Goal
Pictures aside, repeat every entry exactly.

— Start Raw data —

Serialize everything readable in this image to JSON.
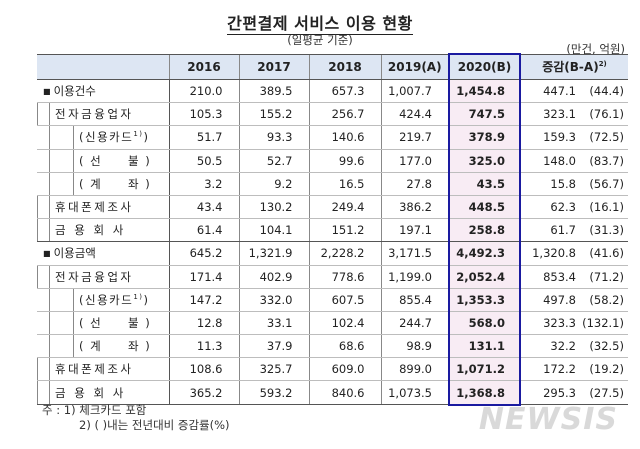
{
  "title": "간편결제 서비스 이용 현황",
  "subtitle": "(일평균 기준)",
  "unit": "(만건, 억원)",
  "columns": [
    "2016",
    "2017",
    "2018",
    "2019(A)",
    "2020(B)",
    "증감(B-A)"
  ],
  "change_sup": "2)",
  "highlight_color": "#1a1aa0",
  "rows": [
    {
      "label": "이용건수",
      "level": 0,
      "values": [
        "210.0",
        "389.5",
        "657.3",
        "1,007.7",
        "1,454.8"
      ],
      "change": "447.1",
      "pct": "(44.4)"
    },
    {
      "label": "전자금융업자",
      "level": 1,
      "values": [
        "105.3",
        "155.2",
        "256.7",
        "424.4",
        "747.5"
      ],
      "change": "323.1",
      "pct": "(76.1)"
    },
    {
      "label": "(신용카드",
      "sup": "1)",
      "label_end": ")",
      "level": 2,
      "values": [
        "51.7",
        "93.3",
        "140.6",
        "219.7",
        "378.9"
      ],
      "change": "159.3",
      "pct": "(72.5)"
    },
    {
      "label": "( 선     불 )",
      "level": 2,
      "values": [
        "50.5",
        "52.7",
        "99.6",
        "177.0",
        "325.0"
      ],
      "change": "148.0",
      "pct": "(83.7)"
    },
    {
      "label": "( 계     좌 )",
      "level": 2,
      "values": [
        "3.2",
        "9.2",
        "16.5",
        "27.8",
        "43.5"
      ],
      "change": "15.8",
      "pct": "(56.7)"
    },
    {
      "label": "휴대폰제조사",
      "level": 1,
      "values": [
        "43.4",
        "130.2",
        "249.4",
        "386.2",
        "448.5"
      ],
      "change": "62.3",
      "pct": "(16.1)"
    },
    {
      "label": "금 용 회 사",
      "level": 1,
      "values": [
        "61.4",
        "104.1",
        "151.2",
        "197.1",
        "258.8"
      ],
      "change": "61.7",
      "pct": "(31.3)"
    },
    {
      "label": "이용금액",
      "level": 0,
      "values": [
        "645.2",
        "1,321.9",
        "2,228.2",
        "3,171.5",
        "4,492.3"
      ],
      "change": "1,320.8",
      "pct": "(41.6)"
    },
    {
      "label": "전자금융업자",
      "level": 1,
      "values": [
        "171.4",
        "402.9",
        "778.6",
        "1,199.0",
        "2,052.4"
      ],
      "change": "853.4",
      "pct": "(71.2)"
    },
    {
      "label": "(신용카드",
      "sup": "1)",
      "label_end": ")",
      "level": 2,
      "values": [
        "147.2",
        "332.0",
        "607.5",
        "855.4",
        "1,353.3"
      ],
      "change": "497.8",
      "pct": "(58.2)"
    },
    {
      "label": "( 선     불 )",
      "level": 2,
      "values": [
        "12.8",
        "33.1",
        "102.4",
        "244.7",
        "568.0"
      ],
      "change": "323.3",
      "pct": "(132.1)"
    },
    {
      "label": "( 계     좌 )",
      "level": 2,
      "values": [
        "11.3",
        "37.9",
        "68.6",
        "98.9",
        "131.1"
      ],
      "change": "32.2",
      "pct": "(32.5)"
    },
    {
      "label": "휴대폰제조사",
      "level": 1,
      "values": [
        "108.6",
        "325.7",
        "609.0",
        "899.0",
        "1,071.2"
      ],
      "change": "172.2",
      "pct": "(19.2)"
    },
    {
      "label": "금 용 회 사",
      "level": 1,
      "values": [
        "365.2",
        "593.2",
        "840.6",
        "1,073.5",
        "1,368.8"
      ],
      "change": "295.3",
      "pct": "(27.5)"
    }
  ],
  "notes": {
    "prefix": "주 :",
    "note1": "1) 체크카드 포함",
    "note2": "2) (   )내는 전년대비 증감률(%)"
  },
  "watermark": "NEWSIS"
}
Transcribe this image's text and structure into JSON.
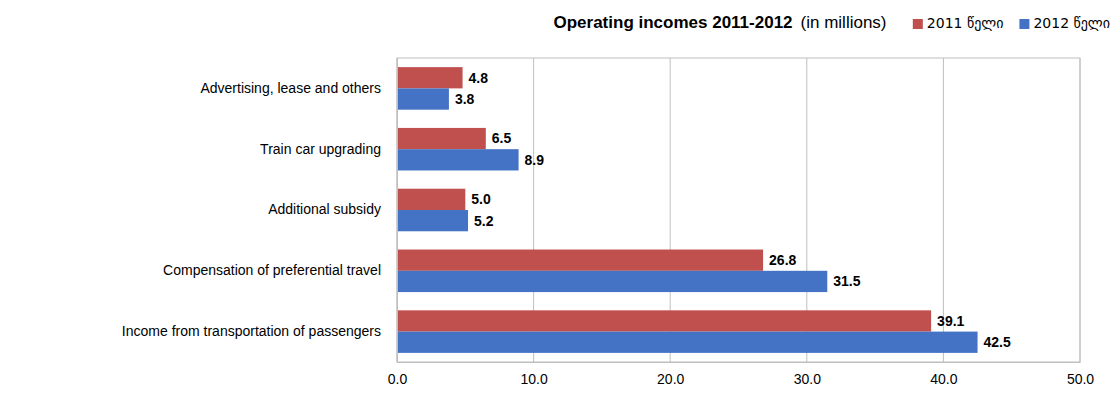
{
  "chart_data": {
    "type": "bar",
    "orientation": "horizontal",
    "title": "Operating incomes  2011-2012",
    "subtitle": "(in millions)",
    "categories": [
      "Advertising, lease and others",
      "Train car upgrading",
      "Additional subsidy",
      "Compensation of preferential travel",
      "Income from transportation of passengers"
    ],
    "series": [
      {
        "name": "2011 წელი",
        "color": "#c0504d",
        "values": [
          4.8,
          6.5,
          5.0,
          26.8,
          39.1
        ],
        "value_labels": [
          "4.8",
          "6.5",
          "5.0",
          "26.8",
          "39.1"
        ]
      },
      {
        "name": "2012 წელი",
        "color": "#4472c4",
        "values": [
          3.8,
          8.9,
          5.2,
          31.5,
          42.5
        ],
        "value_labels": [
          "3.8",
          "8.9",
          "5.2",
          "31.5",
          "42.5"
        ]
      }
    ],
    "xlim": [
      0,
      50
    ],
    "xticks": [
      {
        "value": 0,
        "label": "0.0"
      },
      {
        "value": 10,
        "label": "10.0"
      },
      {
        "value": 20,
        "label": "20.0"
      },
      {
        "value": 30,
        "label": "30.0"
      },
      {
        "value": 40,
        "label": "40.0"
      },
      {
        "value": 50,
        "label": "50.0"
      }
    ],
    "grid": true,
    "legend": "top-right",
    "data_labels": true
  }
}
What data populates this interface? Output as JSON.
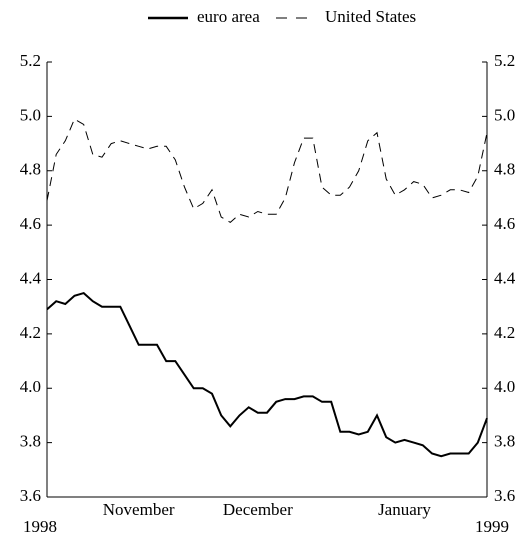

— End Raw data —

Task answer
Serialize everything readable in this image to JSON.
{
  "title": "간편결제 서비스 이용 현황",
  "subtitle": "(일평균 기준)",
  "unit": "(만건, 억원)",
  "columns": [
    "2016",
    "2017",
    "2018",
    "2019(A)",
    "2020(B)",
    "증감(B-A)"
  ],
  "change_sup": "2)",
  "highlight_color": "#1a1aa0",
  "rows": [
    {
      "label": "이용건수",
      "level": 0,
      "values": [
        "210.0",
        "389.5",
        "657.3",
        "1,007.7",
        "1,454.8"
      ],
      "change": "447.1",
      "pct": "(44.4)"
    },
    {
      "label": "전자금융업자",
      "level": 1,
      "values": [
        "105.3",
        "155.2",
        "256.7",
        "424.4",
        "747.5"
      ],
      "change": "323.1",
      "pct": "(76.1)"
    },
    {
      "label": "(신용카드",
      "sup": "1)",
      "label_end": ")",
      "level": 2,
      "values": [
        "51.7",
        "93.3",
        "140.6",
        "219.7",
        "378.9"
      ],
      "change": "159.3",
      "pct": "(72.5)"
    },
    {
      "label": "( 선     불 )",
      "level": 2,
      "values": [
        "50.5",
        "52.7",
        "99.6",
        "177.0",
        "325.0"
      ],
      "change": "148.0",
      "pct": "(83.7)"
    },
    {
      "label": "( 계     좌 )",
      "level": 2,
      "values": [
        "3.2",
        "9.2",
        "16.5",
        "27.8",
        "43.5"
      ],
      "change": "15.8",
      "pct": "(56.7)"
    },
    {
      "label": "휴대폰제조사",
      "level": 1,
      "values": [
        "43.4",
        "130.2",
        "249.4",
        "386.2",
        "448.5"
      ],
      "change": "62.3",
      "pct": "(16.1)"
    },
    {
      "label": "금 용 회 사",
      "level": 1,
      "values": [
        "61.4",
        "104.1",
        "151.2",
        "197.1",
        "258.8"
      ],
      "change": "61.7",
      "pct": "(31.3)"
    },
    {
      "label": "이용금액",
      "level": 0,
      "values": [
        "645.2",
        "1,321.9",
        "2,228.2",
        "3,171.5",
        "4,492.3"
      ],
      "change": "1,320.8",
      "pct": "(41.6)"
    },
    {
      "label": "전자금융업자",
      "level": 1,
      "values": [
        "171.4",
        "402.9",
        "778.6",
        "1,199.0",
        "2,052.4"
      ],
      "change": "853.4",
      "pct": "(71.2)"
    },
    {
      "label": "(신용카드",
      "sup": "1)",
      "label_end": ")",
      "level": 2,
      "values": [
        "147.2",
        "332.0",
        "607.5",
        "855.4",
        "1,353.3"
      ],
      "change": "497.8",
      "pct": "(58.2)"
    },
    {
      "label": "( 선     불 )",
      "level": 2,
      "values": [
        "12.8",
        "33.1",
        "102.4",
        "244.7",
        "568.0"
      ],
      "change": "323.3",
      "pct": "(132.1)"
    },
    {
      "label": "( 계     좌 )",
      "level": 2,
      "values": [
        "11.3",
        "37.9",
        "68.6",
        "98.9",
        "131.1"
      ],
      "change": "32.2",
      "pct": "(32.5)"
    },
    {
      "label": "휴대폰제조사",
      "level": 1,
      "values": [
        "108.6",
        "325.7",
        "609.0",
        "899.0",
        "1,071.2"
      ],
      "change": "172.2",
      "pct": "(19.2)"
    },
    {
      "label": "금 용 회 사",
      "level": 1,
      "values": [
        "365.2",
        "593.2",
        "840.6",
        "1,073.5",
        "1,368.8"
      ],
      "change": "295.3",
      "pct": "(27.5)"
    }
  ],
  "notes": {
    "prefix": "주 :",
    "note1": "1) 체크카드 포함",
    "note2": "2) (   )내는 전년대비 증감률(%)"
  },
  "watermark": "NEWSIS"
}
Transcribe this image's text and structure into JSON.
{
  "chart_data": {
    "type": "bar",
    "orientation": "horizontal",
    "title": "Operating incomes  2011-2012",
    "subtitle": "(in millions)",
    "categories": [
      "Advertising, lease and others",
      "Train car upgrading",
      "Additional subsidy",
      "Compensation of preferential travel",
      "Income from transportation of passengers"
    ],
    "series": [
      {
        "name": "2011 წელი",
        "color": "#c0504d",
        "values": [
          4.8,
          6.5,
          5.0,
          26.8,
          39.1
        ],
        "value_labels": [
          "4.8",
          "6.5",
          "5.0",
          "26.8",
          "39.1"
        ]
      },
      {
        "name": "2012 წელი",
        "color": "#4472c4",
        "values": [
          3.8,
          8.9,
          5.2,
          31.5,
          42.5
        ],
        "value_labels": [
          "3.8",
          "8.9",
          "5.2",
          "31.5",
          "42.5"
        ]
      }
    ],
    "xlim": [
      0,
      50
    ],
    "xticks": [
      {
        "value": 0,
        "label": "0.0"
      },
      {
        "value": 10,
        "label": "10.0"
      },
      {
        "value": 20,
        "label": "20.0"
      },
      {
        "value": 30,
        "label": "30.0"
      },
      {
        "value": 40,
        "label": "40.0"
      },
      {
        "value": 50,
        "label": "50.0"
      }
    ],
    "grid": true,
    "legend": "top-right",
    "data_labels": true
  }
}
What data populates this interface? Output as JSON.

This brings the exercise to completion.